Records from a dataset
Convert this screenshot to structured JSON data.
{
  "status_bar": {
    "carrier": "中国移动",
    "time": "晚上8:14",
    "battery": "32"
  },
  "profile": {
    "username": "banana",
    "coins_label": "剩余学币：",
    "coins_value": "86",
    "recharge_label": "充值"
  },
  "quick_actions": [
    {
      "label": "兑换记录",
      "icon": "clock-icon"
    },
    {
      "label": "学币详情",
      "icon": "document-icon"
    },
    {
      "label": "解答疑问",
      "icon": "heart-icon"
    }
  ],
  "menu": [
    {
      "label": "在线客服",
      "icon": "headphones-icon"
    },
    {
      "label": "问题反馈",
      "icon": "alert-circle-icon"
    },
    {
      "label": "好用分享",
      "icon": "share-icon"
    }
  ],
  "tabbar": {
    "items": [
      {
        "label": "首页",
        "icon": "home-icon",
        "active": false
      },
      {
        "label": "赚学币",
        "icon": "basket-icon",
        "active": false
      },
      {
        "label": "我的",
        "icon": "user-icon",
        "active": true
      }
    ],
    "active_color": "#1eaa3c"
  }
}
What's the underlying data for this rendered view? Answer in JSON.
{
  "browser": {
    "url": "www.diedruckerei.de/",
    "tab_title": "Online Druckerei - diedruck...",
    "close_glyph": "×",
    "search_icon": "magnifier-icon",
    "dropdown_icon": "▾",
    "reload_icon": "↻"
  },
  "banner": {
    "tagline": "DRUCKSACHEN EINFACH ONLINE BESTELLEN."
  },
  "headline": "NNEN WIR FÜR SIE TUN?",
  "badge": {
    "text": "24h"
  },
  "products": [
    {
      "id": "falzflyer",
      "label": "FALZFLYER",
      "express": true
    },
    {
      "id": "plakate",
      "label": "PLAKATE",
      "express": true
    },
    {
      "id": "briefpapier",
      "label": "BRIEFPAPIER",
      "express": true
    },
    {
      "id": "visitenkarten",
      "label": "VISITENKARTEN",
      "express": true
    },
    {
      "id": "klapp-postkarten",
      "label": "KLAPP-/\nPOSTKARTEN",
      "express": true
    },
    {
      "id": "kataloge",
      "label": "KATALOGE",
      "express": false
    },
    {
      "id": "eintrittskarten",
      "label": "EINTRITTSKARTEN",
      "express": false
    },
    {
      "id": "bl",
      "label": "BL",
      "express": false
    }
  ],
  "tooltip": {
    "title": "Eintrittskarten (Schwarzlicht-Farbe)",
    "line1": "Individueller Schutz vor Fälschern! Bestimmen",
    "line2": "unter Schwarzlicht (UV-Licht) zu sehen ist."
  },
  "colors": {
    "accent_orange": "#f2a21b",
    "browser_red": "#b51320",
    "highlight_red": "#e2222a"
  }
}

...

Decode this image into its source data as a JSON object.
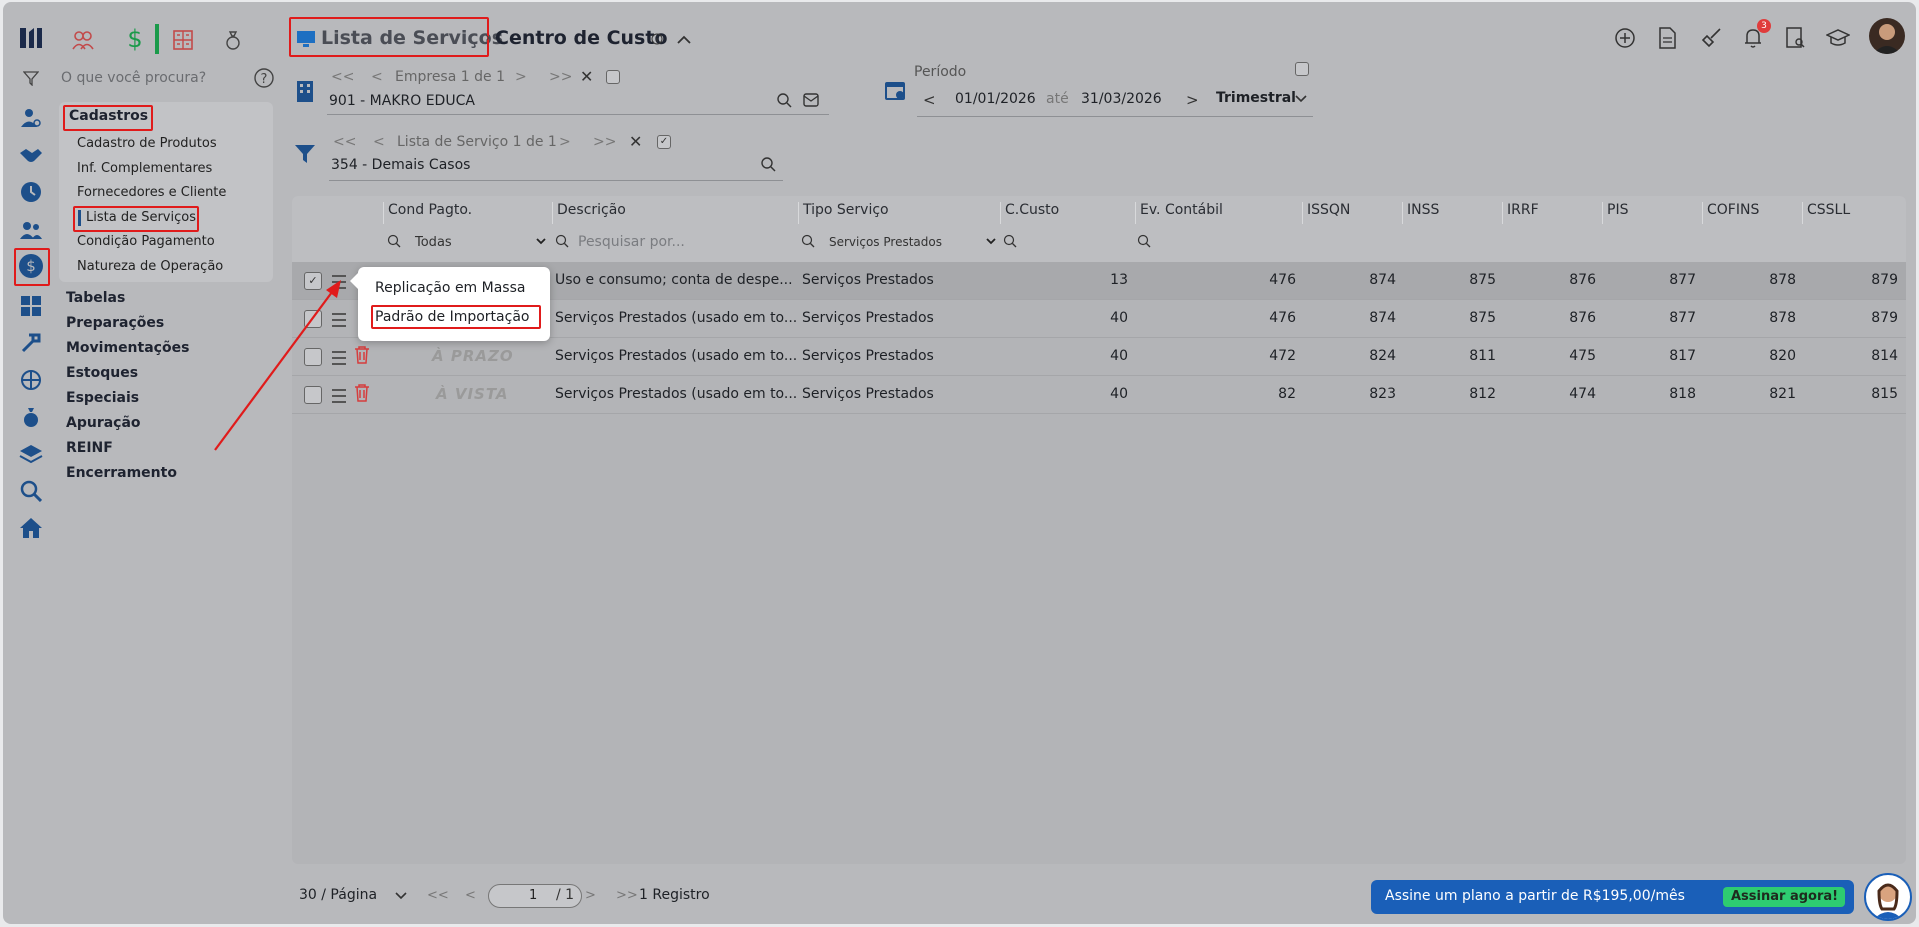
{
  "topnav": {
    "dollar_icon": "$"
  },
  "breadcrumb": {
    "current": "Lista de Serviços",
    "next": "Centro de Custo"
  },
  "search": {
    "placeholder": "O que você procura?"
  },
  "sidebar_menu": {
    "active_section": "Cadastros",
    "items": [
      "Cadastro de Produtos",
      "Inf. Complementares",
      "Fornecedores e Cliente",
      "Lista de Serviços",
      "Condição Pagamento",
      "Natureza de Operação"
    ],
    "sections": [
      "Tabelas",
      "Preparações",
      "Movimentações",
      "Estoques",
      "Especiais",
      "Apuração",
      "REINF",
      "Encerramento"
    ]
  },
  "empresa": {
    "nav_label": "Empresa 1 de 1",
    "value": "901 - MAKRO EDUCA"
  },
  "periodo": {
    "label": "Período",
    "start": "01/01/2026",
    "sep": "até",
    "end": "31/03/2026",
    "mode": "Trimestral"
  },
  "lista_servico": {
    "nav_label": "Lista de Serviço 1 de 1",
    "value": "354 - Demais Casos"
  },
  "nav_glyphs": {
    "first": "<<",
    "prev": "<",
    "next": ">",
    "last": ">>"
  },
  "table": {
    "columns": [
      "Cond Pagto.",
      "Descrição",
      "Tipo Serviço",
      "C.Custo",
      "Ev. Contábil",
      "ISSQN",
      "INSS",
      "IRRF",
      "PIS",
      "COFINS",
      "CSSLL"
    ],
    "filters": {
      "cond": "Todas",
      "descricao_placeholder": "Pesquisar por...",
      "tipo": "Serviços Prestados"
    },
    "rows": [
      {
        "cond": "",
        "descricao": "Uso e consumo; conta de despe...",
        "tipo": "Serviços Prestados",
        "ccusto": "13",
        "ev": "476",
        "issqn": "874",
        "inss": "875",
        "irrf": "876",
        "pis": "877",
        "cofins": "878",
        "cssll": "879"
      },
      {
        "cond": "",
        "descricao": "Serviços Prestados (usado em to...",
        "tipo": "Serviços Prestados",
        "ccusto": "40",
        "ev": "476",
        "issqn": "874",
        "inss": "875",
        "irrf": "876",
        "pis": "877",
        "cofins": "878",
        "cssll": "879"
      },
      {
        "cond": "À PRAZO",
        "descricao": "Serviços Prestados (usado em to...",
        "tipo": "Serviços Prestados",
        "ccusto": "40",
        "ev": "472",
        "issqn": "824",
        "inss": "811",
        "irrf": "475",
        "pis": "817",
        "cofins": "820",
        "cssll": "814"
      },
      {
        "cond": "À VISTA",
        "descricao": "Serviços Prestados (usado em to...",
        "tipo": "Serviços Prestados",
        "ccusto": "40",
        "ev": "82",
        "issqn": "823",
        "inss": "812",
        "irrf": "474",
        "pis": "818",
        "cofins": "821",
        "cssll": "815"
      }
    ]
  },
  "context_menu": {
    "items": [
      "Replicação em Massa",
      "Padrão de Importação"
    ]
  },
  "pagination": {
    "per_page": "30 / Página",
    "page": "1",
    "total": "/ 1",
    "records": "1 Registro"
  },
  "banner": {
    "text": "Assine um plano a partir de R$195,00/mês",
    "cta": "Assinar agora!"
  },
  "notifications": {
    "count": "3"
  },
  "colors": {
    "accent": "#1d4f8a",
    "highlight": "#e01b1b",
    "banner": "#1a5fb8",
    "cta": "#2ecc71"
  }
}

--

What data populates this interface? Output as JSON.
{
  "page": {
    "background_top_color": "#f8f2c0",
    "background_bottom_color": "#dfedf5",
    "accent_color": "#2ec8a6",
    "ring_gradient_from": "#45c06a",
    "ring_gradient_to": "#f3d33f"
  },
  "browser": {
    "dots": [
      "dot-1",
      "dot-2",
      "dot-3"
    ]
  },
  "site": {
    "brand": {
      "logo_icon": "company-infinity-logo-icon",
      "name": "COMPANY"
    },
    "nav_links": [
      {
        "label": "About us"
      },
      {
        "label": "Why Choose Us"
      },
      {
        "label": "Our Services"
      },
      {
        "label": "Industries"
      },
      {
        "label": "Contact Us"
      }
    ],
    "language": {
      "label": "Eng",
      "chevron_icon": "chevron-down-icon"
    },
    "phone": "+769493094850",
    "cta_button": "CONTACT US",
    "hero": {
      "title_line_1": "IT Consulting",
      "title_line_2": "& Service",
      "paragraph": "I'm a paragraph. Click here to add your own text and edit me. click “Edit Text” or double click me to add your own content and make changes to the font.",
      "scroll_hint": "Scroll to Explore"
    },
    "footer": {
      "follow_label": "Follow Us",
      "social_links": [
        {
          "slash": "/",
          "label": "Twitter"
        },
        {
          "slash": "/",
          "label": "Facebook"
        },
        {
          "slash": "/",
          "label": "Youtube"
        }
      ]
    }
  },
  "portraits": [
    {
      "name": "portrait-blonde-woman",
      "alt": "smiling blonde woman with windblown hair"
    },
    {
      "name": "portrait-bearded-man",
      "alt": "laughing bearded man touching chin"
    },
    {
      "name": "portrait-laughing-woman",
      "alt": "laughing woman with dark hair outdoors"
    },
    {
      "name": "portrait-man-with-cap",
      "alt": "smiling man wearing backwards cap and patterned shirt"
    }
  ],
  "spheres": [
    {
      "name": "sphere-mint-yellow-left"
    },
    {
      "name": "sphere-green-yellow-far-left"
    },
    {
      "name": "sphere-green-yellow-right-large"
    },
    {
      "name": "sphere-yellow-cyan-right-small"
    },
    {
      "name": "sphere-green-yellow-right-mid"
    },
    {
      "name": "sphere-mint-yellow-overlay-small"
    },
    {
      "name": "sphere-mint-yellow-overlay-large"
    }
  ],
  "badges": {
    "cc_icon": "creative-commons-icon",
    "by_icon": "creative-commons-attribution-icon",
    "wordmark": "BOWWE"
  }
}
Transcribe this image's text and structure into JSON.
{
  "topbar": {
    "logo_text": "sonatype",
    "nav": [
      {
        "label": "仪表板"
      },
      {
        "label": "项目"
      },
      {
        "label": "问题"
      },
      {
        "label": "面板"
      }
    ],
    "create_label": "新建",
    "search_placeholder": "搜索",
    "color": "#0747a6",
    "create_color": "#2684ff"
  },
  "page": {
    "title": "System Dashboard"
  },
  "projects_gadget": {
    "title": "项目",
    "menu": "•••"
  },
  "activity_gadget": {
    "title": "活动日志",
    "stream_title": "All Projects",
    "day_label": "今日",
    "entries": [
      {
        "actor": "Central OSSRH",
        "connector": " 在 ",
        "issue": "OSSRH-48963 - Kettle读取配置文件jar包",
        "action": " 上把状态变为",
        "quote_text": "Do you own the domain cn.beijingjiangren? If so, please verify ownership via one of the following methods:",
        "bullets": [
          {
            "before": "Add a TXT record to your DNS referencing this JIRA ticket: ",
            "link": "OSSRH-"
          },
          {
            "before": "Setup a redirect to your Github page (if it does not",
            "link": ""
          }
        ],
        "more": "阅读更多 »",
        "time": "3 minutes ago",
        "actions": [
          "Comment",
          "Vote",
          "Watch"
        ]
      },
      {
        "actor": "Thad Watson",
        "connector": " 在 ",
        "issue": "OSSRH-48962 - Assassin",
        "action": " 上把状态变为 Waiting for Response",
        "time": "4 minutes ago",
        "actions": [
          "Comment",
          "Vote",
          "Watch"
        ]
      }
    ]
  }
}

WHAT IS ASKED
In the material above, find each line that contains the word "before", and select it.

WRITTEN REPLY
            "before": "Add a TXT record to your DNS referencing this JIRA ticket: ",
            "before": "Setup a redirect to your Github page (if it does not",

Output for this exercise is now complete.